** Start of Records shown **

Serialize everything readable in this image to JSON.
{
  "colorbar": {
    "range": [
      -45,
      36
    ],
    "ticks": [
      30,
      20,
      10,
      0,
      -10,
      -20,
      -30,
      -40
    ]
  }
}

** End of Records shown **

Reproduce each record exactly, leaving nothing out.

Serialize everything readable in this image to JSON.
{
  "colorbar": {
    "range": [
      -45,
      36
    ],
    "ticks": [
      30,
      20,
      10,
      0,
      -10,
      -20,
      -30,
      -40
    ]
  }
}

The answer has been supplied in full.